* Quoted text *
-- Start --

Changelog

This project adheres to Semantic Versioning and Keep a Changelog format.

[0.40.1] -- 2024-01-11

Fixed

  • Initializing Project with NaN value instead of None in from_pandas method

[0.40.0] -- 2023-12-18

This version introduced backwards-incompatible changes.

Changed

  • Replaced attmap with MutableMapping (which removes some attributes)
  • Replaced OrderedDict with dict
  • Deprecated support for Python versions <= 3.7

Due to the changes mentioned above, a few functionalities may be disabled. For example, the name and description project properties can no longer be accessed with getitem; use the getattr syntax instead

Added

  • Constructor methods: Project.from_dict, Project.from_pandas, Project.from_sample_yaml, Project.from_pep_config

[0.35.7] -- 2023-07-19

Fixed

  • incorrect setting of sample and subsample indexes using from_dict function (#452)

-- End --

* To be done *
1 > In the changelog, what should be used instead of getitem to access the name and description project properties?
2 > Write out, word for word, the stretch of the changelog that opens with the words containing "[0.40.1] -- 2024-01-11" and closes with "introduced backwards-incompatible changes.".

* Source excerpt *
-- Start --

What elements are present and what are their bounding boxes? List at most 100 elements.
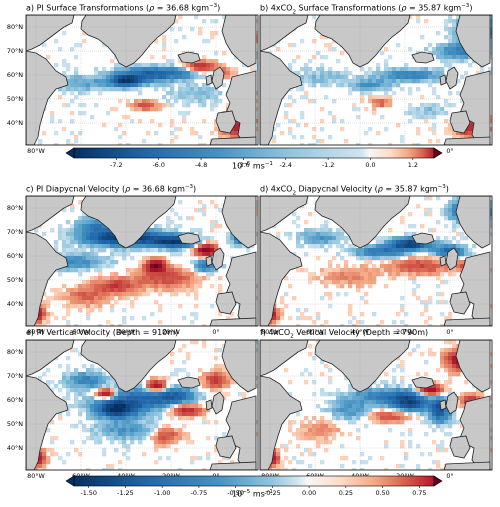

-- End --

* Answers to the exercise *
1 > The getattr syntax.

2 >
[0.40.1] -- 2024-01-11

Fixed

  • Initializing Project with NaN value instead of None in from_pandas method

[0.40.0] -- 2023-12-18

This version introduced backwards-incompatible changes.